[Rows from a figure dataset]
◇ ◇ ◇ ◇

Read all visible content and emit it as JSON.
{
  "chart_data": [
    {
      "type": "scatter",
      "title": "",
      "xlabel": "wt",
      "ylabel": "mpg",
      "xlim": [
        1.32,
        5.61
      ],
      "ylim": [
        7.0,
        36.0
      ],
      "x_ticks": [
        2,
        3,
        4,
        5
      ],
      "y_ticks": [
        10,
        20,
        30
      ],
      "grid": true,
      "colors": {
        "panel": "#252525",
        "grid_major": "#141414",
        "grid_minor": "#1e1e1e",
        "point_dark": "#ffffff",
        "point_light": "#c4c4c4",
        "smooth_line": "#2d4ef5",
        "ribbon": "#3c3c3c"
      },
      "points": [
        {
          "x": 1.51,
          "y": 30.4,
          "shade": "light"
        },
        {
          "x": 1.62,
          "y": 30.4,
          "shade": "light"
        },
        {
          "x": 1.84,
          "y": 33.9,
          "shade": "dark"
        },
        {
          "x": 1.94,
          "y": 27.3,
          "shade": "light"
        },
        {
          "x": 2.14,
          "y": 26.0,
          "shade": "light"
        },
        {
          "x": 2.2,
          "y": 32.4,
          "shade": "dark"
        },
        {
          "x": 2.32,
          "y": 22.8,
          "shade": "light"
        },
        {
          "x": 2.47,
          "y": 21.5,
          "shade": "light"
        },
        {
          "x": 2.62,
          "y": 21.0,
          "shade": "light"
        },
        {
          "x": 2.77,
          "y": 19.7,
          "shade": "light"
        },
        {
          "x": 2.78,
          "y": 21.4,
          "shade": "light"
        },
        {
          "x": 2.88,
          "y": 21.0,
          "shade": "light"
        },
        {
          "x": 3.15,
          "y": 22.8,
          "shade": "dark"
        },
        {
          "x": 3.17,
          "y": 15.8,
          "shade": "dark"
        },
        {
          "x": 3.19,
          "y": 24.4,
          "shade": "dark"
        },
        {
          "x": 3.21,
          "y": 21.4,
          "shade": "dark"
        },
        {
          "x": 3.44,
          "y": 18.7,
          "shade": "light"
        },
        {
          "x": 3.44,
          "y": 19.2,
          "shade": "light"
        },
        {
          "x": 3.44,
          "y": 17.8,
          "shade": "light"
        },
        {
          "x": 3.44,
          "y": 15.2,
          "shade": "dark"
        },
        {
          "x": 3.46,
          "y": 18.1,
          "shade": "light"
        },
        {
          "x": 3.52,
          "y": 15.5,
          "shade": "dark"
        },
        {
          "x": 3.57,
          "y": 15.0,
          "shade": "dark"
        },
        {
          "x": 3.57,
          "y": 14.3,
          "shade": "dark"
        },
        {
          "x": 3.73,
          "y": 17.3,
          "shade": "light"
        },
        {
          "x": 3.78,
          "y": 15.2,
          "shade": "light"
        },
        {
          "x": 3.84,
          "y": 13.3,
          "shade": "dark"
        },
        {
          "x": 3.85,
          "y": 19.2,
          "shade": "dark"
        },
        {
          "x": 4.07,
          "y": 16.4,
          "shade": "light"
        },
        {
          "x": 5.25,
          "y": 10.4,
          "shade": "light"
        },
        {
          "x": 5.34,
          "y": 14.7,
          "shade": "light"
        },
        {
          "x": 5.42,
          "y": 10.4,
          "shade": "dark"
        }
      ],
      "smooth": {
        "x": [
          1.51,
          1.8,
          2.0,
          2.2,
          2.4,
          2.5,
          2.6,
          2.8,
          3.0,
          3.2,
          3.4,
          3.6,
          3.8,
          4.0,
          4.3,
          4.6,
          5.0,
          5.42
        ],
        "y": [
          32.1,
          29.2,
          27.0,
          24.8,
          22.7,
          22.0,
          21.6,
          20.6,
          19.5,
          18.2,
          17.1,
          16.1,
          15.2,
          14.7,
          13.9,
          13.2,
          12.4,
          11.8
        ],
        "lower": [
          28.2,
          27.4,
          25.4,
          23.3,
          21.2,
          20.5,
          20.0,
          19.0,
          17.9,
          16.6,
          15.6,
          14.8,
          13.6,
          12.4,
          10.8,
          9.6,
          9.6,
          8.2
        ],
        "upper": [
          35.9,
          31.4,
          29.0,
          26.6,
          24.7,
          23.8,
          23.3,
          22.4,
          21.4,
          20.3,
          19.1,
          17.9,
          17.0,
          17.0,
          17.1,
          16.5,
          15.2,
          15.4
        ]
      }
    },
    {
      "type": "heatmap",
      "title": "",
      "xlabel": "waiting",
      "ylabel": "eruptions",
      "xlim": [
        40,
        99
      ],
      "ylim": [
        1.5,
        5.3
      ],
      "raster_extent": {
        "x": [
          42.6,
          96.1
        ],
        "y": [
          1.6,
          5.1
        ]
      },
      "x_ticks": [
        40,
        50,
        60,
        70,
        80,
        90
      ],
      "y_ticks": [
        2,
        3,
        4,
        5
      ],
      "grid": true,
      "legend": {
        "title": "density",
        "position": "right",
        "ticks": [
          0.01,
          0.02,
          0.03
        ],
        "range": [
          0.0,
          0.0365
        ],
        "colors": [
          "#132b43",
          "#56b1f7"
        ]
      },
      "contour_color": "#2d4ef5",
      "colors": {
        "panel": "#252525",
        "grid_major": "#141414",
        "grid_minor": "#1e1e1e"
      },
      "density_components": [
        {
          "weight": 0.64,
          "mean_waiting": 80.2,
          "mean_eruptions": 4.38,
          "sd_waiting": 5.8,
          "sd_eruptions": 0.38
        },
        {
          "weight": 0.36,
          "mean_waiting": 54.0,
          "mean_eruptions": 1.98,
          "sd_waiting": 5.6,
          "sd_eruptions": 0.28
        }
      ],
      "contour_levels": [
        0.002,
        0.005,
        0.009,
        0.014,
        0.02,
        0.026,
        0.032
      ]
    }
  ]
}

◇ ◇ ◇ ◇

Work to complete: Copy out each record, keeping every word as it is.

Task output:
Read all visible content and emit it as JSON.
{
  "chart_data": [
    {
      "type": "scatter",
      "title": "",
      "xlabel": "wt",
      "ylabel": "mpg",
      "xlim": [
        1.32,
        5.61
      ],
      "ylim": [
        7.0,
        36.0
      ],
      "x_ticks": [
        2,
        3,
        4,
        5
      ],
      "y_ticks": [
        10,
        20,
        30
      ],
      "grid": true,
      "colors": {
        "panel": "#252525",
        "grid_major": "#141414",
        "grid_minor": "#1e1e1e",
        "point_dark": "#ffffff",
        "point_light": "#c4c4c4",
        "smooth_line": "#2d4ef5",
        "ribbon": "#3c3c3c"
      },
      "points": [
        {
          "x": 1.51,
          "y": 30.4,
          "shade": "light"
        },
        {
          "x": 1.62,
          "y": 30.4,
          "shade": "light"
        },
        {
          "x": 1.84,
          "y": 33.9,
          "shade": "dark"
        },
        {
          "x": 1.94,
          "y": 27.3,
          "shade": "light"
        },
        {
          "x": 2.14,
          "y": 26.0,
          "shade": "light"
        },
        {
          "x": 2.2,
          "y": 32.4,
          "shade": "dark"
        },
        {
          "x": 2.32,
          "y": 22.8,
          "shade": "light"
        },
        {
          "x": 2.47,
          "y": 21.5,
          "shade": "light"
        },
        {
          "x": 2.62,
          "y": 21.0,
          "shade": "light"
        },
        {
          "x": 2.77,
          "y": 19.7,
          "shade": "light"
        },
        {
          "x": 2.78,
          "y": 21.4,
          "shade": "light"
        },
        {
          "x": 2.88,
          "y": 21.0,
          "shade": "light"
        },
        {
          "x": 3.15,
          "y": 22.8,
          "shade": "dark"
        },
        {
          "x": 3.17,
          "y": 15.8,
          "shade": "dark"
        },
        {
          "x": 3.19,
          "y": 24.4,
          "shade": "dark"
        },
        {
          "x": 3.21,
          "y": 21.4,
          "shade": "dark"
        },
        {
          "x": 3.44,
          "y": 18.7,
          "shade": "light"
        },
        {
          "x": 3.44,
          "y": 19.2,
          "shade": "light"
        },
        {
          "x": 3.44,
          "y": 17.8,
          "shade": "light"
        },
        {
          "x": 3.44,
          "y": 15.2,
          "shade": "dark"
        },
        {
          "x": 3.46,
          "y": 18.1,
          "shade": "light"
        },
        {
          "x": 3.52,
          "y": 15.5,
          "shade": "dark"
        },
        {
          "x": 3.57,
          "y": 15.0,
          "shade": "dark"
        },
        {
          "x": 3.57,
          "y": 14.3,
          "shade": "dark"
        },
        {
          "x": 3.73,
          "y": 17.3,
          "shade": "light"
        },
        {
          "x": 3.78,
          "y": 15.2,
          "shade": "light"
        },
        {
          "x": 3.84,
          "y": 13.3,
          "shade": "dark"
        },
        {
          "x": 3.85,
          "y": 19.2,
          "shade": "dark"
        },
        {
          "x": 4.07,
          "y": 16.4,
          "shade": "light"
        },
        {
          "x": 5.25,
          "y": 10.4,
          "shade": "light"
        },
        {
          "x": 5.34,
          "y": 14.7,
          "shade": "light"
        },
        {
          "x": 5.42,
          "y": 10.4,
          "shade": "dark"
        }
      ],
      "smooth": {
        "x": [
          1.51,
          1.8,
          2.0,
          2.2,
          2.4,
          2.5,
          2.6,
          2.8,
          3.0,
          3.2,
          3.4,
          3.6,
          3.8,
          4.0,
          4.3,
          4.6,
          5.0,
          5.42
        ],
        "y": [
          32.1,
          29.2,
          27.0,
          24.8,
          22.7,
          22.0,
          21.6,
          20.6,
          19.5,
          18.2,
          17.1,
          16.1,
          15.2,
          14.7,
          13.9,
          13.2,
          12.4,
          11.8
        ],
        "lower": [
          28.2,
          27.4,
          25.4,
          23.3,
          21.2,
          20.5,
          20.0,
          19.0,
          17.9,
          16.6,
          15.6,
          14.8,
          13.6,
          12.4,
          10.8,
          9.6,
          9.6,
          8.2
        ],
        "upper": [
          35.9,
          31.4,
          29.0,
          26.6,
          24.7,
          23.8,
          23.3,
          22.4,
          21.4,
          20.3,
          19.1,
          17.9,
          17.0,
          17.0,
          17.1,
          16.5,
          15.2,
          15.4
        ]
      }
    },
    {
      "type": "heatmap",
      "title": "",
      "xlabel": "waiting",
      "ylabel": "eruptions",
      "xlim": [
        40,
        99
      ],
      "ylim": [
        1.5,
        5.3
      ],
      "raster_extent": {
        "x": [
          42.6,
          96.1
        ],
        "y": [
          1.6,
          5.1
        ]
      },
      "x_ticks": [
        40,
        50,
        60,
        70,
        80,
        90
      ],
      "y_ticks": [
        2,
        3,
        4,
        5
      ],
      "grid": true,
      "legend": {
        "title": "density",
        "position": "right",
        "ticks": [
          0.01,
          0.02,
          0.03
        ],
        "range": [
          0.0,
          0.0365
        ],
        "colors": [
          "#132b43",
          "#56b1f7"
        ]
      },
      "contour_color": "#2d4ef5",
      "colors": {
        "panel": "#252525",
        "grid_major": "#141414",
        "grid_minor": "#1e1e1e"
      },
      "density_components": [
        {
          "weight": 0.64,
          "mean_waiting": 80.2,
          "mean_eruptions": 4.38,
          "sd_waiting": 5.8,
          "sd_eruptions": 0.38
        },
        {
          "weight": 0.36,
          "mean_waiting": 54.0,
          "mean_eruptions": 1.98,
          "sd_waiting": 5.6,
          "sd_eruptions": 0.28
        }
      ],
      "contour_levels": [
        0.002,
        0.005,
        0.009,
        0.014,
        0.02,
        0.026,
        0.032
      ]
    }
  ]
}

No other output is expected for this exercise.